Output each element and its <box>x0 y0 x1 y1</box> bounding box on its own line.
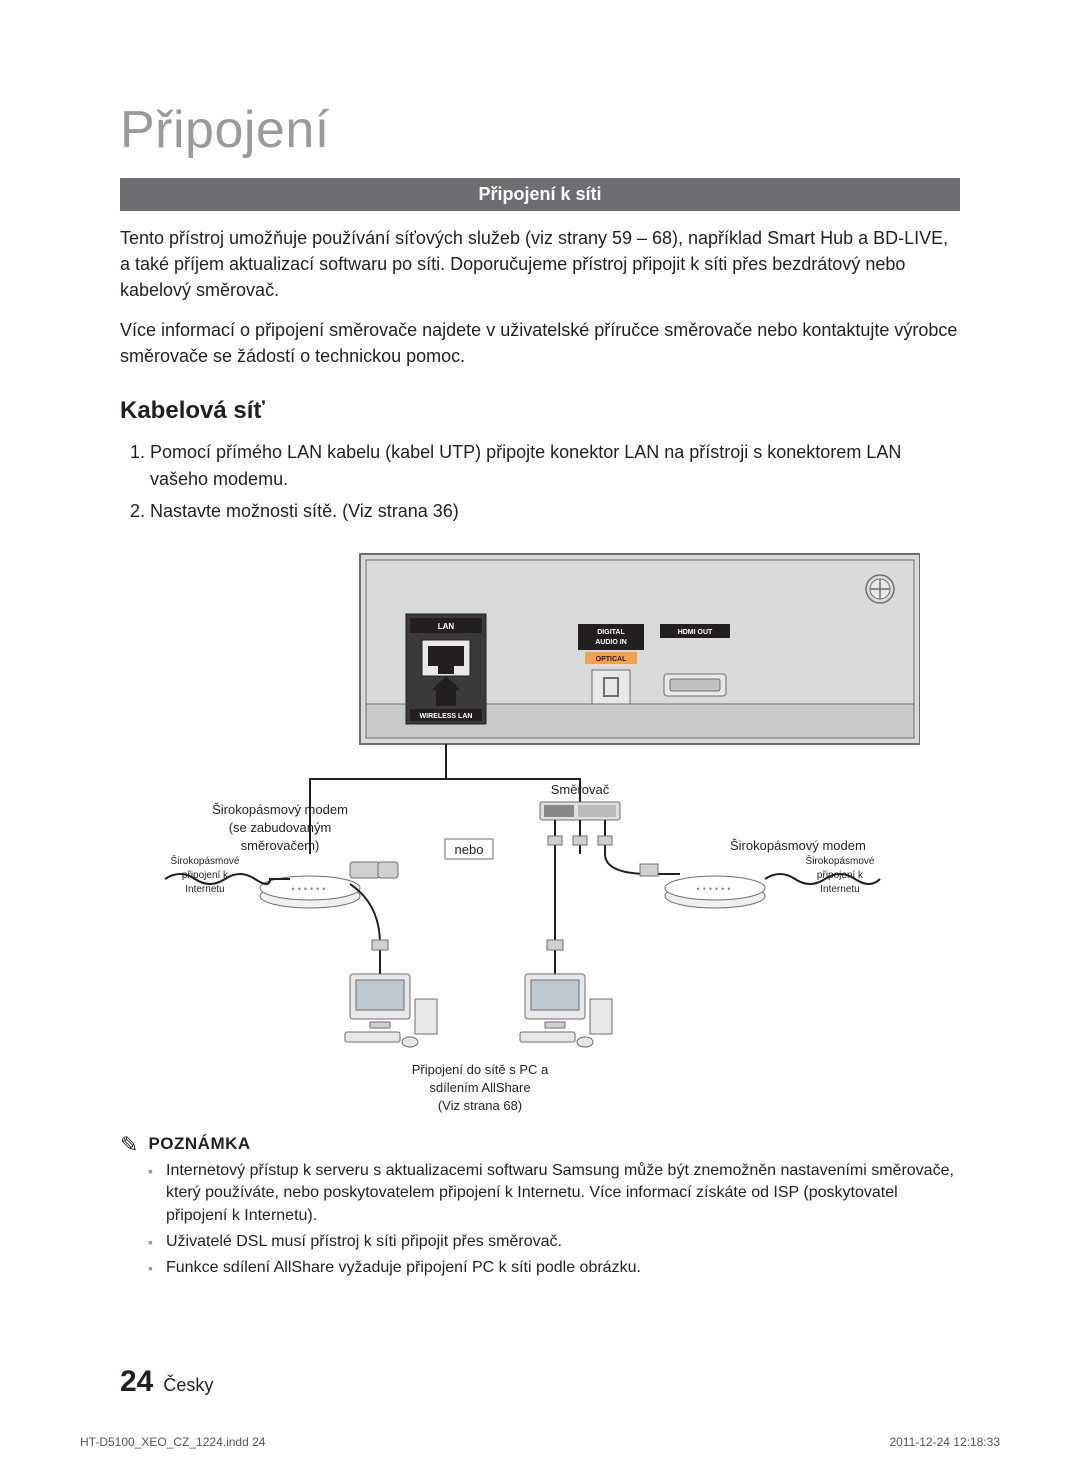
port-label-hdmi-out: HDMI OUT <box>678 629 713 636</box>
svg-text:••••••: •••••• <box>697 884 734 894</box>
label-broadband-right-3: Internetu <box>820 884 859 895</box>
subheading-wired-network: Kabelová síť <box>120 397 960 425</box>
cable-split <box>310 744 580 854</box>
label-or: nebo <box>455 842 484 857</box>
note-item-3: Funkce sdílení AllShare vyžaduje připoje… <box>148 1257 960 1279</box>
label-broadband-right-1: Širokopásmové <box>806 854 875 867</box>
label-router: Směrovač <box>551 782 610 797</box>
page-number: 24 <box>120 1365 153 1398</box>
indesign-filename: HT-D5100_XEO_CZ_1224.indd 24 <box>80 1435 265 1449</box>
document-page: Připojení Připojení k síti Tento přístro… <box>0 0 1080 1479</box>
section-header-bar: Připojení k síti <box>120 178 960 211</box>
step-1: Pomocí přímého LAN kabelu (kabel UTP) př… <box>150 439 960 491</box>
right-branch: Směrovač Širokopásmový modem <box>540 782 880 974</box>
note-item-2: Uživatelé DSL musí přístroj k síti připo… <box>148 1231 960 1253</box>
left-branch: Širokopásmový modem (se zabudovaným směr… <box>165 802 398 974</box>
export-timestamp: 2011-12-24 12:18:33 <box>889 1435 1000 1449</box>
label-modem-right: Širokopásmový modem <box>730 838 866 853</box>
svg-text:••••••: •••••• <box>292 884 329 894</box>
port-label-optical: OPTICAL <box>596 656 627 663</box>
note-label: POZNÁMKA <box>148 1134 250 1154</box>
note-icon: ✎ <box>120 1134 138 1156</box>
diagram-svg: LAN WIRELESS LAN DIGITAL AUDIO IN OPTICA… <box>160 544 920 1124</box>
pc-left-icon <box>345 974 437 1047</box>
svg-text:DIGITAL: DIGITAL <box>597 629 625 636</box>
intro-paragraph-1: Tento přístroj umožňuje používání síťový… <box>120 225 960 303</box>
label-modem-router-line2: (se zabudovaným <box>229 820 332 835</box>
svg-text:AUDIO IN: AUDIO IN <box>595 639 627 646</box>
footer-language: Česky <box>163 1375 213 1395</box>
label-modem-router-line1: Širokopásmový modem <box>212 802 348 817</box>
label-pc-note-2: sdílením AllShare <box>429 1080 530 1095</box>
intro-paragraph-2: Více informací o připojení směrovače naj… <box>120 317 960 369</box>
label-broadband-left-1: Širokopásmové <box>171 854 240 867</box>
page-footer: 24 Česky <box>120 1365 213 1399</box>
note-heading: ✎ POZNÁMKA <box>120 1134 960 1156</box>
step-2: Nastavte možnosti sítě. (Viz strana 36) <box>150 498 960 524</box>
page-title: Připojení <box>120 100 960 160</box>
note-item-1: Internetový přístup k serveru s aktualiz… <box>148 1160 960 1227</box>
label-broadband-left-2: připojení k <box>182 870 229 881</box>
label-broadband-left-3: Internetu <box>185 884 224 895</box>
pc-right-icon <box>520 974 612 1047</box>
notes-list: Internetový přístup k serveru s aktualiz… <box>120 1160 960 1280</box>
label-pc-note-3: (Viz strana 68) <box>438 1098 522 1113</box>
steps-list: Pomocí přímého LAN kabelu (kabel UTP) př… <box>120 439 960 523</box>
label-pc-note-1: Připojení do sítě s PC a <box>412 1062 549 1077</box>
label-broadband-right-2: připojení k <box>817 870 864 881</box>
port-label-wireless-lan: WIRELESS LAN <box>420 713 473 720</box>
network-diagram: LAN WIRELESS LAN DIGITAL AUDIO IN OPTICA… <box>120 544 960 1124</box>
modem-router-icon: •••••• <box>260 862 398 908</box>
label-modem-router-line3: směrovačem) <box>241 838 320 853</box>
port-label-lan: LAN <box>438 622 455 631</box>
device-rear-panel: LAN WIRELESS LAN DIGITAL AUDIO IN OPTICA… <box>360 554 920 744</box>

────────────────────────────────────────

Rewrite every line of the data above as a Markdown table with the columns Row and Line, numbering the rows in order and omitting blank lines. Omit the pictures.

§ **Reply**
| Row | Line |
|---|---|
| 1 | Output each element and its <box>x0 y0 x1 y1</box> bounding box on its own line. |
| 2 | port-label-hdmi-out: HDMI OUT <box>678 629 713 636</box> |
| 3 | svg-text:••••••: •••••• <box>697 884 734 894</box> |
| 4 | label-broadband-right-3: Internetu <box>820 884 859 895</box> |
| 5 | subheading-wired-network: Kabelová síť <box>120 397 960 425</box> |
| 6 | cable-split <box>310 744 580 854</box> |
| 7 | label-or: nebo <box>455 842 484 857</box> |
| 8 | note-item-3: Funkce sdílení AllShare vyžaduje připoje… <box>148 1257 960 1279</box> |
| 9 | label-broadband-right-1: Širokopásmové <box>806 854 875 867</box> |
| 10 | label-router: Směrovač <box>551 782 610 797</box> |
| 11 | page-number: 24 <box>120 1365 153 1398</box> |
| 12 | indesign-filename: HT-D5100_XEO_CZ_1224.indd 24 <box>80 1435 265 1449</box> |
| 13 | document-page: Připojení Připojení k síti Tento přístro… <box>0 0 1080 1479</box> |
| 14 | section-header-bar: Připojení k síti <box>120 178 960 211</box> |
| 15 | step-1: Pomocí přímého LAN kabelu (kabel UTP) př… <box>150 439 960 491</box> |
| 16 | right-branch: Směrovač Širokopásmový modem <box>540 782 880 974</box> |
| 17 | note-item-2: Uživatelé DSL musí přístroj k síti připo… <box>148 1231 960 1253</box> |
| 18 | left-branch: Širokopásmový modem (se zabudovaným směr… <box>165 802 398 974</box> |
| 19 | export-timestamp: 2011-12-24 12:18:33 <box>889 1435 1000 1449</box> |
| 20 | label-modem-right: Širokopásmový modem <box>730 838 866 853</box> |
| 21 | svg-text:••••••: •••••• <box>292 884 329 894</box> |
| 22 | port-label-optical: OPTICAL <box>596 656 627 663</box> |
| 23 | note-label: POZNÁMKA <box>148 1134 250 1154</box> |
| 24 | note-icon: ✎ <box>120 1134 138 1156</box> |
| 25 | diagram-svg: LAN WIRELESS LAN DIGITAL AUDIO IN OPTICA… <box>160 544 920 1124</box> |
| 26 | pc-left-icon <box>345 974 437 1047</box> |
| 27 | svg-text:DIGITAL: DIGITAL <box>597 629 625 636</box> |
| 28 | intro-paragraph-1: Tento přístroj umožňuje používání síťový… <box>120 225 960 303</box> |
| 29 | label-modem-router-line2: (se zabudovaným <box>229 820 332 835</box> |
| 30 | svg-text:AUDIO IN: AUDIO IN <box>595 639 627 646</box> |
| 31 | footer-language: Česky <box>163 1375 213 1395</box> |
| 32 | label-modem-router-line1: Širokopásmový modem <box>212 802 348 817</box> |
| 33 | label-pc-note-2: sdílením AllShare <box>429 1080 530 1095</box> |
| 34 | intro-paragraph-2: Více informací o připojení směrovače naj… <box>120 317 960 369</box> |
| 35 | label-broadband-left-1: Širokopásmové <box>171 854 240 867</box> |
| 36 | page-footer: 24 Česky <box>120 1365 213 1399</box> |
| 37 | note-heading: ✎ POZNÁMKA <box>120 1134 960 1156</box> |
| 38 | step-2: Nastavte možnosti sítě. (Viz strana 36) <box>150 498 960 524</box> |
| 39 | page-title: Připojení <box>120 100 960 160</box> |
| 40 | note-item-1: Internetový přístup k serveru s aktualiz… <box>148 1160 960 1227</box> |
| 41 | label-broadband-left-2: připojení k <box>182 870 229 881</box> |
| 42 | label-broadband-left-3: Internetu <box>185 884 224 895</box> |
| 43 | pc-right-icon <box>520 974 612 1047</box> |
| 44 | notes-list: Internetový přístup k serveru s aktualiz… <box>120 1160 960 1280</box> |
| 45 | label-pc-note-3: (Viz strana 68) <box>438 1098 522 1113</box> |
| 46 | steps-list: Pomocí přímého LAN kabelu (kabel UTP) př… <box>120 439 960 523</box> |
| 47 | label-pc-note-1: Připojení do sítě s PC a <box>412 1062 549 1077</box> |
| 48 | label-broadband-right-2: připojení k <box>817 870 864 881</box> |
| 49 | port-label-wireless-lan: WIRELESS LAN <box>420 713 473 720</box> |
| 50 | network-diagram: LAN WIRELESS LAN DIGITAL AUDIO IN OPTICA… <box>120 544 960 1124</box> |
| 51 | modem-router-icon: •••••• <box>260 862 398 908</box> |
| 52 | label-modem-router-line3: směrovačem) <box>241 838 320 853</box> |
| 53 | port-label-lan: LAN <box>438 622 455 631</box> |
| 54 | device-rear-panel: LAN WIRELESS LAN DIGITAL AUDIO IN OPTICA… <box>360 554 920 744</box> |